### BRIEF
Using the listing below, copy every line that mentions "JSON".

### Structured figure records

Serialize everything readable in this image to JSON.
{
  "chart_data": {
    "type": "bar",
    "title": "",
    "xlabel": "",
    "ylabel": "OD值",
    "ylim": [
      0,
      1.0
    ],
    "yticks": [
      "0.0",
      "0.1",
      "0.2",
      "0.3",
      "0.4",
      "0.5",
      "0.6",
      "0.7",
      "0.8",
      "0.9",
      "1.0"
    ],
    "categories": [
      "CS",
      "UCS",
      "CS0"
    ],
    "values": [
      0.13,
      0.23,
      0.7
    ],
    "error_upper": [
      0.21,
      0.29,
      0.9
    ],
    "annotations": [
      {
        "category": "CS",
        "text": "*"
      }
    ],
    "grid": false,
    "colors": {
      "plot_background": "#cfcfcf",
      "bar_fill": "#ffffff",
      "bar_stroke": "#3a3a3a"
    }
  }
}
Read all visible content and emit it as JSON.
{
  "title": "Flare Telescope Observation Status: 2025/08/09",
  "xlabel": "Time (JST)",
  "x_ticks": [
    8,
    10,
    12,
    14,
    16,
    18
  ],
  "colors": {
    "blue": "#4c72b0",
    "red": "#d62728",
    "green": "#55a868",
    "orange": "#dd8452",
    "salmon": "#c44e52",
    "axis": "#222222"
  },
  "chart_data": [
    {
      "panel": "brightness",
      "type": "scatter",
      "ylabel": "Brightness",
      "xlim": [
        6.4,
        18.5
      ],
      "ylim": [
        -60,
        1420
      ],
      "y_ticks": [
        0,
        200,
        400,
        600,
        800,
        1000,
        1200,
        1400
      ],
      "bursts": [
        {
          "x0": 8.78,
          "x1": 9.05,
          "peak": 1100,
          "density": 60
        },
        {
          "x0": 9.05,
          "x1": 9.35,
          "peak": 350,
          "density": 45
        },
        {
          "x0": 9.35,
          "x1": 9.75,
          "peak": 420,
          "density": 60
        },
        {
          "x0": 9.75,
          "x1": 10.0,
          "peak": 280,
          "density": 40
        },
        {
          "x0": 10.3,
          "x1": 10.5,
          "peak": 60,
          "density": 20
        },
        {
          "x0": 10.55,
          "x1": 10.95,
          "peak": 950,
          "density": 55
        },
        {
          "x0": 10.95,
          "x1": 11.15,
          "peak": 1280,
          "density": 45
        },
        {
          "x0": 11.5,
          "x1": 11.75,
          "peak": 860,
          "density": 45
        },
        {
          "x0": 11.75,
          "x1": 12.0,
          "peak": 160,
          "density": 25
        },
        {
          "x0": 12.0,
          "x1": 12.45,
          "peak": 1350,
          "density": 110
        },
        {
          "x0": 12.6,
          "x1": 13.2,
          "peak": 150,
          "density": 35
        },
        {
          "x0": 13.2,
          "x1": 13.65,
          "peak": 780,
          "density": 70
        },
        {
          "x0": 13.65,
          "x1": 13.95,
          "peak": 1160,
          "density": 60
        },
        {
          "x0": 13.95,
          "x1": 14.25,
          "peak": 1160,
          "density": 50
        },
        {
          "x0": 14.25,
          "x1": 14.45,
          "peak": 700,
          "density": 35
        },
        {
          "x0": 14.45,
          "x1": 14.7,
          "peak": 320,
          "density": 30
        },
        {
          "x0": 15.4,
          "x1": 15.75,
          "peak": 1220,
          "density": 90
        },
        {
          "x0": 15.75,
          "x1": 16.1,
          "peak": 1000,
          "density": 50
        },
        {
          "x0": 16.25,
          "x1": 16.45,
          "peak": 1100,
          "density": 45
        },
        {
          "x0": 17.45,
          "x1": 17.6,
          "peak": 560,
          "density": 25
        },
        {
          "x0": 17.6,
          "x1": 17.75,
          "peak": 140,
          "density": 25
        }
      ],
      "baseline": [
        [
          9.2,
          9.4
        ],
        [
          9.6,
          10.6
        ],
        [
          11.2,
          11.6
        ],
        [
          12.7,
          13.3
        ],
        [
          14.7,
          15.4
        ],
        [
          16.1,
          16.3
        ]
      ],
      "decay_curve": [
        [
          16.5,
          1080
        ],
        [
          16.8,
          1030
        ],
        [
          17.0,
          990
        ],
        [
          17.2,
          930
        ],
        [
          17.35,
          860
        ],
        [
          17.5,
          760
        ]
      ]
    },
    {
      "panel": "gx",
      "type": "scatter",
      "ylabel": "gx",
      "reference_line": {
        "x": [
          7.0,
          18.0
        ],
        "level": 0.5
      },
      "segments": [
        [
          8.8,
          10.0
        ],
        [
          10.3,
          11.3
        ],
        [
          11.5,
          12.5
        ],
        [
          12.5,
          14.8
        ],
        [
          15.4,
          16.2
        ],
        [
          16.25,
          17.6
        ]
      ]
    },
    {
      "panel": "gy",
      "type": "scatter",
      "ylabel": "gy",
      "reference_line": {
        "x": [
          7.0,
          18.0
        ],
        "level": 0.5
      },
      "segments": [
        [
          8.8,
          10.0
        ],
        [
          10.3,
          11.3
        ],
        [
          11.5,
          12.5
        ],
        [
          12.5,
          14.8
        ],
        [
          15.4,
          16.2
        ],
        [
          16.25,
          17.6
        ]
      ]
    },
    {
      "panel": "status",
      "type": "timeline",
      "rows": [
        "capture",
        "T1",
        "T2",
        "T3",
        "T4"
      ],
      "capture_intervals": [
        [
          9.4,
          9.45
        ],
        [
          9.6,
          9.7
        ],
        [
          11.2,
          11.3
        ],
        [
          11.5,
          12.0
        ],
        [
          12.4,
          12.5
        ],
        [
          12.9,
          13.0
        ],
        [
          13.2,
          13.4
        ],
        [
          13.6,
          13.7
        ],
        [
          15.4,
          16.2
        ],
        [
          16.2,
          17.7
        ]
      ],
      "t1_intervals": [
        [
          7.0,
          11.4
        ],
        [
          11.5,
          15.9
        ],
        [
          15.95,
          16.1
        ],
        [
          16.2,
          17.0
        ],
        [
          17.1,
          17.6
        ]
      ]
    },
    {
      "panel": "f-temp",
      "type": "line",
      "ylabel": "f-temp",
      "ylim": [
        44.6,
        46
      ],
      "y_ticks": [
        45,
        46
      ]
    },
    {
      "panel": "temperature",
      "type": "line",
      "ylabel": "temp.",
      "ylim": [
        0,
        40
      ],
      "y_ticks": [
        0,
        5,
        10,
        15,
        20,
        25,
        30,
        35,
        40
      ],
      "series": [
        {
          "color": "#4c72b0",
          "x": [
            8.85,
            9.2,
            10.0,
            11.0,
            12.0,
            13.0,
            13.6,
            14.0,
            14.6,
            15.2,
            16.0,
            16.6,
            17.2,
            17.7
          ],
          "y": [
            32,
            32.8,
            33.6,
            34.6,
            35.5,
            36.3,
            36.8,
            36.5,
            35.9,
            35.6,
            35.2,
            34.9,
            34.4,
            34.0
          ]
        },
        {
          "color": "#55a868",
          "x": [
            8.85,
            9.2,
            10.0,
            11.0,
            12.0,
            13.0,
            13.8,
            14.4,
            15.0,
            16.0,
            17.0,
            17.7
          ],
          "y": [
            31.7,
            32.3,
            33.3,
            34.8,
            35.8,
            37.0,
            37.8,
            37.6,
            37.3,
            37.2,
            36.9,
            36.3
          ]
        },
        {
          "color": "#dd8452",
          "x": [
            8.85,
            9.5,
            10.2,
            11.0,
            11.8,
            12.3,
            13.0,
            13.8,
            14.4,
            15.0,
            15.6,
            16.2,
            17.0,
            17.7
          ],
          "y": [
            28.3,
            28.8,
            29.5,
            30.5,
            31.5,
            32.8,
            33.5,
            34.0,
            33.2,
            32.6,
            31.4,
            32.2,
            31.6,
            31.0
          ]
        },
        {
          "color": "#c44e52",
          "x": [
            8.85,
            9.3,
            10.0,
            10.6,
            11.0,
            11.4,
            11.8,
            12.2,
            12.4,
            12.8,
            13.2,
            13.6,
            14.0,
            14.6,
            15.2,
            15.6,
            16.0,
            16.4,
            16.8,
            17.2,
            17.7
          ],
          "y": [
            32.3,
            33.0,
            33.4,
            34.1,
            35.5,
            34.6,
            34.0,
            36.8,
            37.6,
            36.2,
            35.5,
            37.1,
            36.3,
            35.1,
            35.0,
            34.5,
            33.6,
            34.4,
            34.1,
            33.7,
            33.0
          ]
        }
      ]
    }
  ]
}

### ANSWER TO THE TASK
Serialize everything readable in this image to JSON.
Read all visible content and emit it as JSON.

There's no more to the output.